* EXERCISE TASK *
Render every entry exactly as it appears.
--- start of ENTRIES SUPPLIED ---
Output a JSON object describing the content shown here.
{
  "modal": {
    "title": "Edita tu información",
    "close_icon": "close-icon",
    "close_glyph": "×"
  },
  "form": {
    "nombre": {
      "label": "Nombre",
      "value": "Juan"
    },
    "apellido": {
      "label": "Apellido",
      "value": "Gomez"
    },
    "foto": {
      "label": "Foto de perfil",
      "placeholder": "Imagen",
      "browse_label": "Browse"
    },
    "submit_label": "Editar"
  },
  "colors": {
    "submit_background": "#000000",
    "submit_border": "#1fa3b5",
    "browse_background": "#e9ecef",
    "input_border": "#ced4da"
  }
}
--- end of ENTRIES SUPPLIED ---
* TASK RESULT *
Output a JSON object describing the content shown here.
{
  "modal": {
    "title": "Edita tu información",
    "close_icon": "close-icon",
    "close_glyph": "×"
  },
  "form": {
    "nombre": {
      "label": "Nombre",
      "value": "Juan"
    },
    "apellido": {
      "label": "Apellido",
      "value": "Gomez"
    },
    "foto": {
      "label": "Foto de perfil",
      "placeholder": "Imagen",
      "browse_label": "Browse"
    },
    "submit_label": "Editar"
  },
  "colors": {
    "submit_background": "#000000",
    "submit_border": "#1fa3b5",
    "browse_background": "#e9ecef",
    "input_border": "#ced4da"
  }
}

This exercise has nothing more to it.